** Start of Material for the task **
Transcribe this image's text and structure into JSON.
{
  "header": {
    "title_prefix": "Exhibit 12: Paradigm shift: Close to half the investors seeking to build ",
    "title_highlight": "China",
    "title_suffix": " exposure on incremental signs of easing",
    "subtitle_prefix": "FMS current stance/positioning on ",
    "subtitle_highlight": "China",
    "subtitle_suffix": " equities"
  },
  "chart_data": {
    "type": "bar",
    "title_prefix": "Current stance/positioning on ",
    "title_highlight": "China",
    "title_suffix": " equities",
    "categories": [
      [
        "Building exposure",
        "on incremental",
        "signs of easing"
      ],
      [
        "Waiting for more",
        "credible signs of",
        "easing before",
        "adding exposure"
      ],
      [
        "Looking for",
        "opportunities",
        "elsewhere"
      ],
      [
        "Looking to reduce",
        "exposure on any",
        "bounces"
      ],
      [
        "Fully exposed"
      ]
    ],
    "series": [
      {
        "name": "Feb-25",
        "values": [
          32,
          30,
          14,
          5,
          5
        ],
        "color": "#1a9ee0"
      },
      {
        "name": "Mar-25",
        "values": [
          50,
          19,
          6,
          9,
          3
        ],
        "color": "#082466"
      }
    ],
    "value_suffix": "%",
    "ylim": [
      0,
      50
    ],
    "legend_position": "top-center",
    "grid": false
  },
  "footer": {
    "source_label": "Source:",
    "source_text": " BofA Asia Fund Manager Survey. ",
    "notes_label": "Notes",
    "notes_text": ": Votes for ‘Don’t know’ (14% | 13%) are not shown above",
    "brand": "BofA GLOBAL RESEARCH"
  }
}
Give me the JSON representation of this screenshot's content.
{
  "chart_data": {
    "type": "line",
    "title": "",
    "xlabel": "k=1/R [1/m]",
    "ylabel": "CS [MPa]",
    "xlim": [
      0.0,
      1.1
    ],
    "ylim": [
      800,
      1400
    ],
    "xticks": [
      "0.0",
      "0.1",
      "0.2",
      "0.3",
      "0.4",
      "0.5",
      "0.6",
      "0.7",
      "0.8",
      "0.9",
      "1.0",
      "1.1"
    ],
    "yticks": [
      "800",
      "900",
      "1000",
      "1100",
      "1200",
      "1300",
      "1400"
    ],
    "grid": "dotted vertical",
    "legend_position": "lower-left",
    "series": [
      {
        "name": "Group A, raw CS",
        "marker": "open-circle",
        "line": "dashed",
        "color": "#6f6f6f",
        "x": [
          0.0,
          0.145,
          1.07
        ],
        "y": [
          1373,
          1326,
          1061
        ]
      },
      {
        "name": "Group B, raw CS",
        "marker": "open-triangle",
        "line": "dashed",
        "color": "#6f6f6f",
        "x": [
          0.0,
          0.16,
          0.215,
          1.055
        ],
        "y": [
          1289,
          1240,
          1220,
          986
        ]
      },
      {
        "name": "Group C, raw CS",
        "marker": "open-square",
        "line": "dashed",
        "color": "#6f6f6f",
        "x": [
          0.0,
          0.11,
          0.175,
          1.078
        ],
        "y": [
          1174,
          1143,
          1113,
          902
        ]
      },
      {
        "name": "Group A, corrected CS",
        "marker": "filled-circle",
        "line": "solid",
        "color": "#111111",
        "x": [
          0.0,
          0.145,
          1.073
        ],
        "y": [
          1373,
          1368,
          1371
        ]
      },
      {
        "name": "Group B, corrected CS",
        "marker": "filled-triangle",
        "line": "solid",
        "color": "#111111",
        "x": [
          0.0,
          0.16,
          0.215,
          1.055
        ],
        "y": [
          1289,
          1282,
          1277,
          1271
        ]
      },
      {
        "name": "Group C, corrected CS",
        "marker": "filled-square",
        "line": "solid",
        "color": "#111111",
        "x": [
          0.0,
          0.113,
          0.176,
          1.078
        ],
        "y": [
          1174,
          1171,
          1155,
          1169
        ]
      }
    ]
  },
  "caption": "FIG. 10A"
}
** End of Material for the task **
Copy all of the data exactly.

> Written response
Transcribe this image's text and structure into JSON.
{
  "header": {
    "title_prefix": "Exhibit 12: Paradigm shift: Close to half the investors seeking to build ",
    "title_highlight": "China",
    "title_suffix": " exposure on incremental signs of easing",
    "subtitle_prefix": "FMS current stance/positioning on ",
    "subtitle_highlight": "China",
    "subtitle_suffix": " equities"
  },
  "chart_data": {
    "type": "bar",
    "title_prefix": "Current stance/positioning on ",
    "title_highlight": "China",
    "title_suffix": " equities",
    "categories": [
      [
        "Building exposure",
        "on incremental",
        "signs of easing"
      ],
      [
        "Waiting for more",
        "credible signs of",
        "easing before",
        "adding exposure"
      ],
      [
        "Looking for",
        "opportunities",
        "elsewhere"
      ],
      [
        "Looking to reduce",
        "exposure on any",
        "bounces"
      ],
      [
        "Fully exposed"
      ]
    ],
    "series": [
      {
        "name": "Feb-25",
        "values": [
          32,
          30,
          14,
          5,
          5
        ],
        "color": "#1a9ee0"
      },
      {
        "name": "Mar-25",
        "values": [
          50,
          19,
          6,
          9,
          3
        ],
        "color": "#082466"
      }
    ],
    "value_suffix": "%",
    "ylim": [
      0,
      50
    ],
    "legend_position": "top-center",
    "grid": false
  },
  "footer": {
    "source_label": "Source:",
    "source_text": " BofA Asia Fund Manager Survey. ",
    "notes_label": "Notes",
    "notes_text": ": Votes for ‘Don’t know’ (14% | 13%) are not shown above",
    "brand": "BofA GLOBAL RESEARCH"
  }
}
Give me the JSON representation of this screenshot's content.
{
  "chart_data": {
    "type": "line",
    "title": "",
    "xlabel": "k=1/R [1/m]",
    "ylabel": "CS [MPa]",
    "xlim": [
      0.0,
      1.1
    ],
    "ylim": [
      800,
      1400
    ],
    "xticks": [
      "0.0",
      "0.1",
      "0.2",
      "0.3",
      "0.4",
      "0.5",
      "0.6",
      "0.7",
      "0.8",
      "0.9",
      "1.0",
      "1.1"
    ],
    "yticks": [
      "800",
      "900",
      "1000",
      "1100",
      "1200",
      "1300",
      "1400"
    ],
    "grid": "dotted vertical",
    "legend_position": "lower-left",
    "series": [
      {
        "name": "Group A, raw CS",
        "marker": "open-circle",
        "line": "dashed",
        "color": "#6f6f6f",
        "x": [
          0.0,
          0.145,
          1.07
        ],
        "y": [
          1373,
          1326,
          1061
        ]
      },
      {
        "name": "Group B, raw CS",
        "marker": "open-triangle",
        "line": "dashed",
        "color": "#6f6f6f",
        "x": [
          0.0,
          0.16,
          0.215,
          1.055
        ],
        "y": [
          1289,
          1240,
          1220,
          986
        ]
      },
      {
        "name": "Group C, raw CS",
        "marker": "open-square",
        "line": "dashed",
        "color": "#6f6f6f",
        "x": [
          0.0,
          0.11,
          0.175,
          1.078
        ],
        "y": [
          1174,
          1143,
          1113,
          902
        ]
      },
      {
        "name": "Group A, corrected CS",
        "marker": "filled-circle",
        "line": "solid",
        "color": "#111111",
        "x": [
          0.0,
          0.145,
          1.073
        ],
        "y": [
          1373,
          1368,
          1371
        ]
      },
      {
        "name": "Group B, corrected CS",
        "marker": "filled-triangle",
        "line": "solid",
        "color": "#111111",
        "x": [
          0.0,
          0.16,
          0.215,
          1.055
        ],
        "y": [
          1289,
          1282,
          1277,
          1271
        ]
      },
      {
        "name": "Group C, corrected CS",
        "marker": "filled-square",
        "line": "solid",
        "color": "#111111",
        "x": [
          0.0,
          0.113,
          0.176,
          1.078
        ],
        "y": [
          1174,
          1171,
          1155,
          1169
        ]
      }
    ]
  },
  "caption": "FIG. 10A"
}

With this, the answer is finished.